§ To do:
Leave out the pictures; transcribe all else exactly.

Entries taken from a collection
>>>>>

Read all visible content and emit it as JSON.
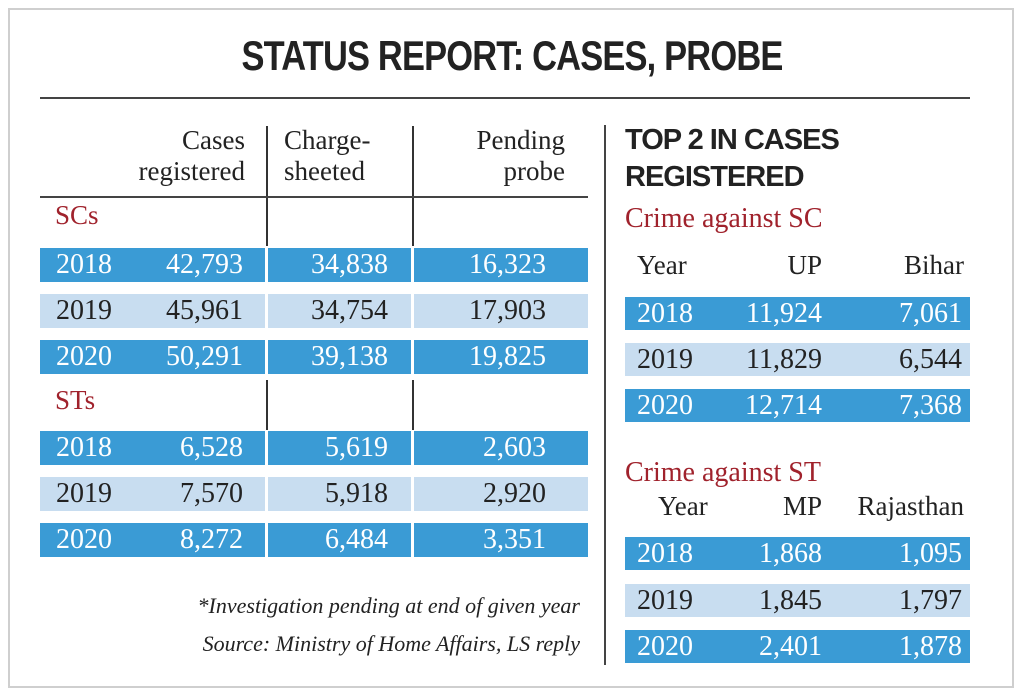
{
  "title": "STATUS REPORT: CASES, PROBE",
  "colors": {
    "dark_row": "#3a9bd5",
    "light_row": "#c8ddf0",
    "section": "#a0222c"
  },
  "chart_data": [
    {
      "type": "table",
      "headers": [
        "",
        "Cases registered",
        "Charge-sheeted",
        "Pending probe"
      ],
      "header_lines": [
        [
          "Cases",
          "registered"
        ],
        [
          "Charge-",
          "sheeted"
        ],
        [
          "Pending",
          "probe"
        ]
      ],
      "sections": [
        {
          "label": "SCs",
          "rows": [
            {
              "year": "2018",
              "values": [
                "42,793",
                "34,838",
                "16,323"
              ]
            },
            {
              "year": "2019",
              "values": [
                "45,961",
                "34,754",
                "17,903"
              ]
            },
            {
              "year": "2020",
              "values": [
                "50,291",
                "39,138",
                "19,825"
              ]
            }
          ]
        },
        {
          "label": "STs",
          "rows": [
            {
              "year": "2018",
              "values": [
                "6,528",
                "5,619",
                "2,603"
              ]
            },
            {
              "year": "2019",
              "values": [
                "7,570",
                "5,918",
                "2,920"
              ]
            },
            {
              "year": "2020",
              "values": [
                "8,272",
                "6,484",
                "3,351"
              ]
            }
          ]
        }
      ],
      "notes": [
        "*Investigation pending at end of given year",
        "Source: Ministry of Home Affairs, LS reply"
      ]
    },
    {
      "type": "table",
      "title_lines": [
        "TOP 2 IN CASES",
        "REGISTERED"
      ],
      "sections": [
        {
          "label": "Crime against SC",
          "columns": [
            "Year",
            "UP",
            "Bihar"
          ],
          "rows": [
            [
              "2018",
              "11,924",
              "7,061"
            ],
            [
              "2019",
              "11,829",
              "6,544"
            ],
            [
              "2020",
              "12,714",
              "7,368"
            ]
          ]
        },
        {
          "label": "Crime against ST",
          "columns": [
            "Year",
            "MP",
            "Rajasthan"
          ],
          "rows": [
            [
              "2018",
              "1,868",
              "1,095"
            ],
            [
              "2019",
              "1,845",
              "1,797"
            ],
            [
              "2020",
              "2,401",
              "1,878"
            ]
          ]
        }
      ]
    }
  ]
}
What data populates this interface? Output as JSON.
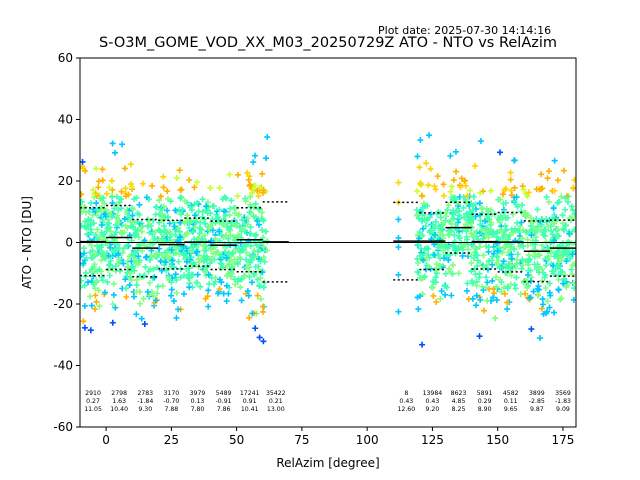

<<<<<

§ Response to the exercise:
Read all visible content and emit it as JSON.
{
  "title": "STATUS REPORT: CASES, PROBE",
  "colors": {
    "dark_row": "#3a9bd5",
    "light_row": "#c8ddf0",
    "section": "#a0222c"
  },
  "chart_data": [
    {
      "type": "table",
      "headers": [
        "",
        "Cases registered",
        "Charge-sheeted",
        "Pending probe"
      ],
      "header_lines": [
        [
          "Cases",
          "registered"
        ],
        [
          "Charge-",
          "sheeted"
        ],
        [
          "Pending",
          "probe"
        ]
      ],
      "sections": [
        {
          "label": "SCs",
          "rows": [
            {
              "year": "2018",
              "values": [
                "42,793",
                "34,838",
                "16,323"
              ]
            },
            {
              "year": "2019",
              "values": [
                "45,961",
                "34,754",
                "17,903"
              ]
            },
            {
              "year": "2020",
              "values": [
                "50,291",
                "39,138",
                "19,825"
              ]
            }
          ]
        },
        {
          "label": "STs",
          "rows": [
            {
              "year": "2018",
              "values": [
                "6,528",
                "5,619",
                "2,603"
              ]
            },
            {
              "year": "2019",
              "values": [
                "7,570",
                "5,918",
                "2,920"
              ]
            },
            {
              "year": "2020",
              "values": [
                "8,272",
                "6,484",
                "3,351"
              ]
            }
          ]
        }
      ],
      "notes": [
        "*Investigation pending at end of given year",
        "Source: Ministry of Home Affairs, LS reply"
      ]
    },
    {
      "type": "table",
      "title_lines": [
        "TOP 2 IN CASES",
        "REGISTERED"
      ],
      "sections": [
        {
          "label": "Crime against SC",
          "columns": [
            "Year",
            "UP",
            "Bihar"
          ],
          "rows": [
            [
              "2018",
              "11,924",
              "7,061"
            ],
            [
              "2019",
              "11,829",
              "6,544"
            ],
            [
              "2020",
              "12,714",
              "7,368"
            ]
          ]
        },
        {
          "label": "Crime against ST",
          "columns": [
            "Year",
            "MP",
            "Rajasthan"
          ],
          "rows": [
            [
              "2018",
              "1,868",
              "1,095"
            ],
            [
              "2019",
              "1,845",
              "1,797"
            ],
            [
              "2020",
              "2,401",
              "1,878"
            ]
          ]
        }
      ]
    }
  ]
}
What data populates this interface? Output as JSON.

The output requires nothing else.